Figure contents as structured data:
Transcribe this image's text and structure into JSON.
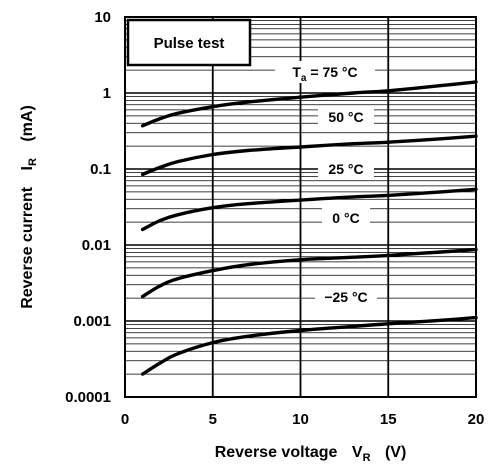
{
  "chart_data": {
    "type": "line",
    "xlabel": "Reverse voltage",
    "xlabel_symbol": "V",
    "xlabel_sub": "R",
    "xlabel_unit": "(V)",
    "ylabel": "Reverse current",
    "ylabel_symbol": "I",
    "ylabel_sub": "R",
    "ylabel_unit": "(mA)",
    "xlim": [
      0,
      20
    ],
    "ylim": [
      0.0001,
      10
    ],
    "yscale": "log",
    "x_ticks": [
      "0",
      "5",
      "10",
      "15",
      "20"
    ],
    "y_ticks": [
      "0.0001",
      "0.001",
      "0.01",
      "0.1",
      "1",
      "10"
    ],
    "annotation": "Pulse test",
    "grid": true,
    "series": [
      {
        "name": "Ta = 75 °C",
        "label_main": "T",
        "label_sub": "a",
        "label_rest": " = 75 °C",
        "x": [
          1,
          2,
          3,
          5,
          7,
          10,
          13,
          15,
          18,
          20
        ],
        "y": [
          0.37,
          0.46,
          0.54,
          0.66,
          0.76,
          0.88,
          1.0,
          1.07,
          1.25,
          1.4
        ]
      },
      {
        "name": "50 °C",
        "label_main": "50 °C",
        "x": [
          1,
          2,
          3,
          5,
          7,
          10,
          13,
          15,
          18,
          20
        ],
        "y": [
          0.085,
          0.105,
          0.125,
          0.155,
          0.175,
          0.195,
          0.215,
          0.225,
          0.25,
          0.27
        ]
      },
      {
        "name": "25 °C",
        "label_main": "25 °C",
        "x": [
          1,
          2,
          3,
          5,
          7,
          10,
          13,
          15,
          18,
          20
        ],
        "y": [
          0.016,
          0.021,
          0.025,
          0.031,
          0.035,
          0.039,
          0.043,
          0.045,
          0.05,
          0.054
        ]
      },
      {
        "name": "0 °C",
        "label_main": "0 °C",
        "x": [
          1,
          2,
          3,
          5,
          7,
          10,
          13,
          15,
          18,
          20
        ],
        "y": [
          0.0021,
          0.0029,
          0.0036,
          0.0046,
          0.0055,
          0.0064,
          0.0069,
          0.0073,
          0.0081,
          0.0087
        ]
      },
      {
        "name": "−25 °C",
        "label_main": "−25 °C",
        "x": [
          1,
          2,
          3,
          5,
          7,
          10,
          13,
          15,
          18,
          20
        ],
        "y": [
          0.0002,
          0.00028,
          0.00037,
          0.00052,
          0.00063,
          0.00075,
          0.00085,
          0.00092,
          0.00102,
          0.00111
        ]
      }
    ]
  },
  "colors": {
    "line": "#000000",
    "grid": "#000000",
    "background": "#ffffff"
  }
}
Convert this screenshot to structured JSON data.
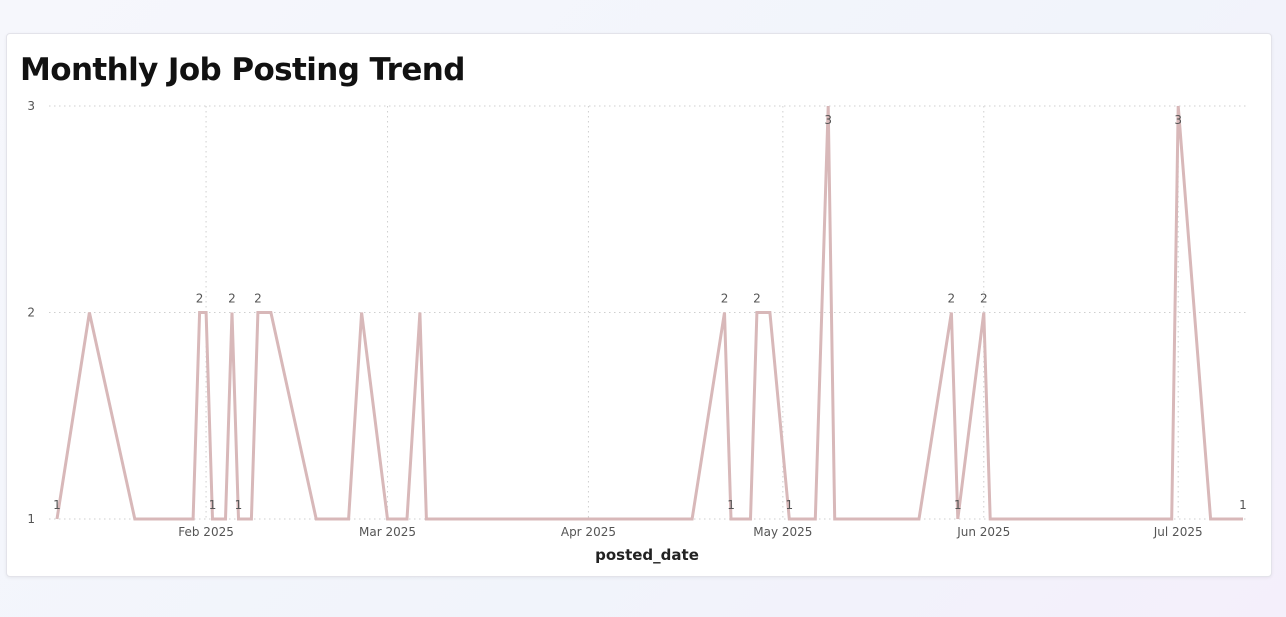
{
  "title": "Monthly Job Posting Trend",
  "colors": {
    "line": "#d8b8b9",
    "grid": "#cfcfcf",
    "tick": "#555555",
    "label": "#555555"
  },
  "chart_data": {
    "type": "line",
    "title": "Monthly Job Posting Trend",
    "xlabel": "posted_date",
    "ylabel": "",
    "ylim": [
      1,
      3
    ],
    "xlim": [
      "2025-01-09",
      "2025-07-11"
    ],
    "grid": true,
    "y_ticks": [
      1,
      2,
      3
    ],
    "x_ticks": [
      {
        "date": "2025-02-01",
        "label": "Feb 2025"
      },
      {
        "date": "2025-03-01",
        "label": "Mar 2025"
      },
      {
        "date": "2025-04-01",
        "label": "Apr 2025"
      },
      {
        "date": "2025-05-01",
        "label": "May 2025"
      },
      {
        "date": "2025-06-01",
        "label": "Jun 2025"
      },
      {
        "date": "2025-07-01",
        "label": "Jul 2025"
      }
    ],
    "points": [
      {
        "x": "2025-01-09",
        "y": 1,
        "label": "1"
      },
      {
        "x": "2025-01-14",
        "y": 2
      },
      {
        "x": "2025-01-21",
        "y": 1
      },
      {
        "x": "2025-01-30",
        "y": 1
      },
      {
        "x": "2025-01-31",
        "y": 2,
        "label": "2"
      },
      {
        "x": "2025-02-01",
        "y": 2
      },
      {
        "x": "2025-02-02",
        "y": 1,
        "label": "1"
      },
      {
        "x": "2025-02-04",
        "y": 1
      },
      {
        "x": "2025-02-05",
        "y": 2,
        "label": "2"
      },
      {
        "x": "2025-02-06",
        "y": 1,
        "label": "1"
      },
      {
        "x": "2025-02-08",
        "y": 1
      },
      {
        "x": "2025-02-09",
        "y": 2,
        "label": "2"
      },
      {
        "x": "2025-02-11",
        "y": 2
      },
      {
        "x": "2025-02-18",
        "y": 1
      },
      {
        "x": "2025-02-23",
        "y": 1
      },
      {
        "x": "2025-02-25",
        "y": 2
      },
      {
        "x": "2025-03-01",
        "y": 1
      },
      {
        "x": "2025-03-04",
        "y": 1
      },
      {
        "x": "2025-03-06",
        "y": 2
      },
      {
        "x": "2025-03-07",
        "y": 1
      },
      {
        "x": "2025-04-17",
        "y": 1
      },
      {
        "x": "2025-04-22",
        "y": 2,
        "label": "2"
      },
      {
        "x": "2025-04-23",
        "y": 1,
        "label": "1"
      },
      {
        "x": "2025-04-26",
        "y": 1
      },
      {
        "x": "2025-04-27",
        "y": 2,
        "label": "2"
      },
      {
        "x": "2025-04-29",
        "y": 2
      },
      {
        "x": "2025-05-02",
        "y": 1,
        "label": "1"
      },
      {
        "x": "2025-05-06",
        "y": 1
      },
      {
        "x": "2025-05-08",
        "y": 3,
        "label": "3"
      },
      {
        "x": "2025-05-09",
        "y": 1
      },
      {
        "x": "2025-05-22",
        "y": 1
      },
      {
        "x": "2025-05-27",
        "y": 2,
        "label": "2"
      },
      {
        "x": "2025-05-28",
        "y": 1,
        "label": "1"
      },
      {
        "x": "2025-06-01",
        "y": 2,
        "label": "2"
      },
      {
        "x": "2025-06-02",
        "y": 1
      },
      {
        "x": "2025-06-30",
        "y": 1
      },
      {
        "x": "2025-07-01",
        "y": 3,
        "label": "3"
      },
      {
        "x": "2025-07-06",
        "y": 1
      },
      {
        "x": "2025-07-11",
        "y": 1,
        "label": "1"
      }
    ]
  }
}
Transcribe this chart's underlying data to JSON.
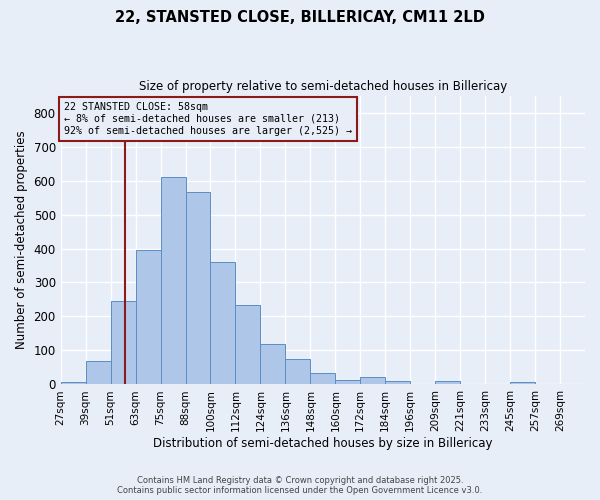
{
  "title1": "22, STANSTED CLOSE, BILLERICAY, CM11 2LD",
  "title2": "Size of property relative to semi-detached houses in Billericay",
  "xlabel": "Distribution of semi-detached houses by size in Billericay",
  "ylabel": "Number of semi-detached properties",
  "bin_labels": [
    "27sqm",
    "39sqm",
    "51sqm",
    "63sqm",
    "75sqm",
    "88sqm",
    "100sqm",
    "112sqm",
    "124sqm",
    "136sqm",
    "148sqm",
    "160sqm",
    "172sqm",
    "184sqm",
    "196sqm",
    "209sqm",
    "221sqm",
    "233sqm",
    "245sqm",
    "257sqm",
    "269sqm"
  ],
  "bar_values": [
    8,
    70,
    245,
    395,
    610,
    565,
    360,
    235,
    120,
    75,
    35,
    12,
    22,
    10,
    0,
    10,
    0,
    0,
    8,
    0,
    0
  ],
  "bar_color": "#aec6e8",
  "bar_edge_color": "#5b8ec4",
  "vline_bin": 2,
  "vline_color": "#8b1a1a",
  "annotation_title": "22 STANSTED CLOSE: 58sqm",
  "annotation_line1": "← 8% of semi-detached houses are smaller (213)",
  "annotation_line2": "92% of semi-detached houses are larger (2,525) →",
  "annotation_box_color": "#8b1a1a",
  "ylim": [
    0,
    850
  ],
  "yticks": [
    0,
    100,
    200,
    300,
    400,
    500,
    600,
    700,
    800
  ],
  "footer1": "Contains HM Land Registry data © Crown copyright and database right 2025.",
  "footer2": "Contains public sector information licensed under the Open Government Licence v3.0.",
  "bg_color": "#e8eef8",
  "grid_color": "#ffffff"
}
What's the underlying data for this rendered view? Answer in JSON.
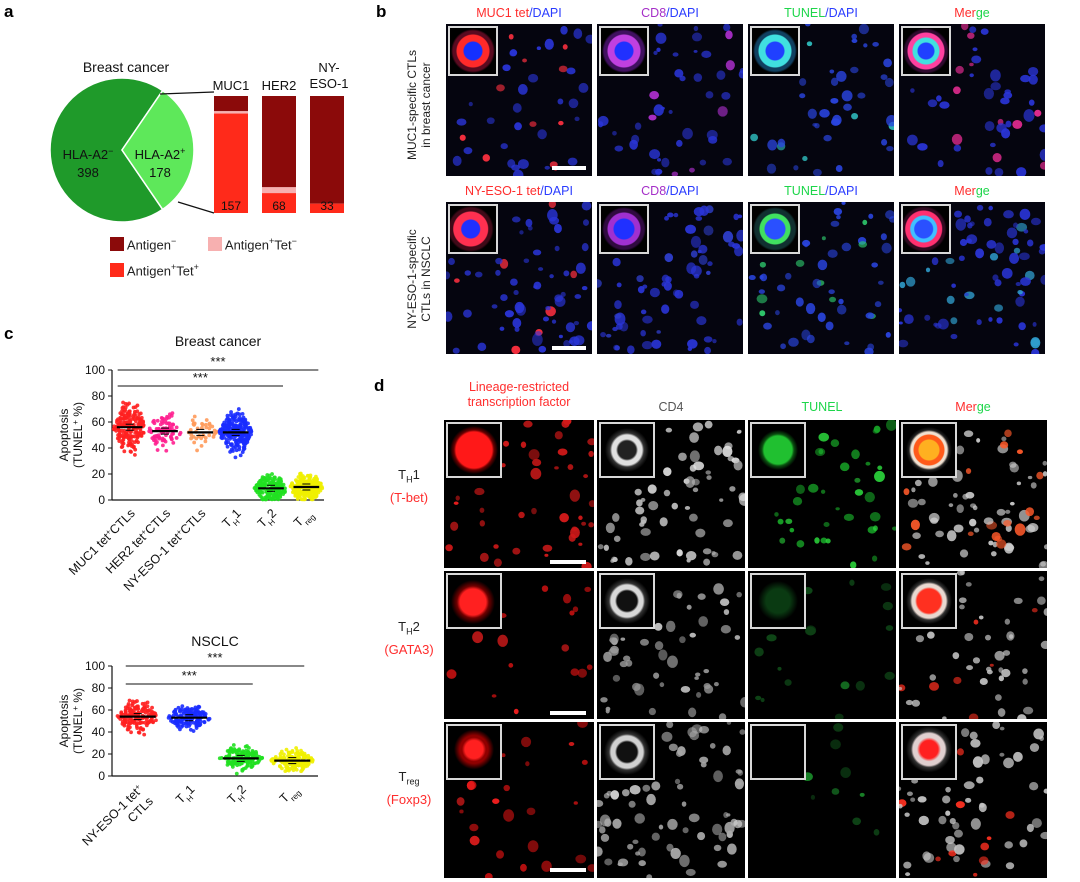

* _WRITTEN TASK_:
Count how many lines of the data include the word "Monthly". Your reply should be that number alone.

* _SOLUTION FOR THIS PROBLEM_:
2